[Collected data]
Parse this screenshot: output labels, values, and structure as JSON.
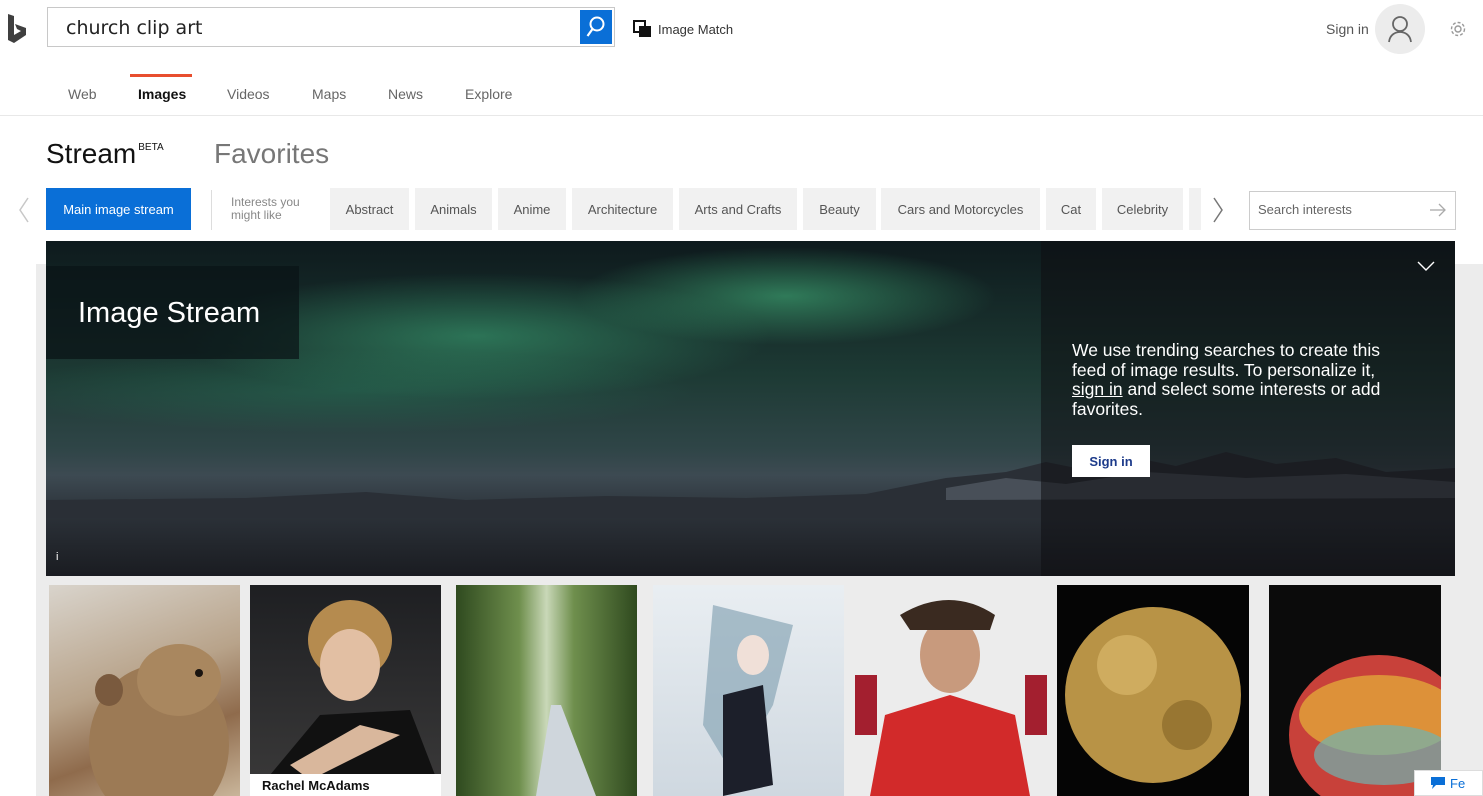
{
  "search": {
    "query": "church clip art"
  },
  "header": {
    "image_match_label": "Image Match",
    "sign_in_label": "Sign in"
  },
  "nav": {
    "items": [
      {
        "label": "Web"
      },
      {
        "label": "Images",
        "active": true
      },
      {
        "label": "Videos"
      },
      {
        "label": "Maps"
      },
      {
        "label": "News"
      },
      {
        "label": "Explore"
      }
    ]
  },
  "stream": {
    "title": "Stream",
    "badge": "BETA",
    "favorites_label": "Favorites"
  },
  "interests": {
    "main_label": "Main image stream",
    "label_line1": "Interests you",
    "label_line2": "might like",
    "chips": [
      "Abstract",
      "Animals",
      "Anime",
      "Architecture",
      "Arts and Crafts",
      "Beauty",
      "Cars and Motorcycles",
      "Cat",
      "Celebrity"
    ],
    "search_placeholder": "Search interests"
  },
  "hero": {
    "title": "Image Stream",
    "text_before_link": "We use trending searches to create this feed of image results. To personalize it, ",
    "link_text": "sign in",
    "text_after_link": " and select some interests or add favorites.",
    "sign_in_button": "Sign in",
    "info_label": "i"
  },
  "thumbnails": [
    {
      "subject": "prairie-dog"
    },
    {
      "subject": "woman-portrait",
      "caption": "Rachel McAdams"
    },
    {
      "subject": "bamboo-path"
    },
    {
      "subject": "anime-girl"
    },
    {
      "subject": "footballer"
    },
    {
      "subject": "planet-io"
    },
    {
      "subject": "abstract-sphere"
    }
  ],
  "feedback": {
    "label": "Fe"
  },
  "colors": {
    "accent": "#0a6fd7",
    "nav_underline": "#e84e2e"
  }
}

_Directions:_
Each line of the data is to be duplicated exactly; pictures stay out of the copy.

_Written response:_
Parse this screenshot: output labels, values, and structure as JSON.
{
  "search": {
    "query": "church clip art"
  },
  "header": {
    "image_match_label": "Image Match",
    "sign_in_label": "Sign in"
  },
  "nav": {
    "items": [
      {
        "label": "Web"
      },
      {
        "label": "Images",
        "active": true
      },
      {
        "label": "Videos"
      },
      {
        "label": "Maps"
      },
      {
        "label": "News"
      },
      {
        "label": "Explore"
      }
    ]
  },
  "stream": {
    "title": "Stream",
    "badge": "BETA",
    "favorites_label": "Favorites"
  },
  "interests": {
    "main_label": "Main image stream",
    "label_line1": "Interests you",
    "label_line2": "might like",
    "chips": [
      "Abstract",
      "Animals",
      "Anime",
      "Architecture",
      "Arts and Crafts",
      "Beauty",
      "Cars and Motorcycles",
      "Cat",
      "Celebrity"
    ],
    "search_placeholder": "Search interests"
  },
  "hero": {
    "title": "Image Stream",
    "text_before_link": "We use trending searches to create this feed of image results. To personalize it, ",
    "link_text": "sign in",
    "text_after_link": " and select some interests or add favorites.",
    "sign_in_button": "Sign in",
    "info_label": "i"
  },
  "thumbnails": [
    {
      "subject": "prairie-dog"
    },
    {
      "subject": "woman-portrait",
      "caption": "Rachel McAdams"
    },
    {
      "subject": "bamboo-path"
    },
    {
      "subject": "anime-girl"
    },
    {
      "subject": "footballer"
    },
    {
      "subject": "planet-io"
    },
    {
      "subject": "abstract-sphere"
    }
  ],
  "feedback": {
    "label": "Fe"
  },
  "colors": {
    "accent": "#0a6fd7",
    "nav_underline": "#e84e2e"
  }
}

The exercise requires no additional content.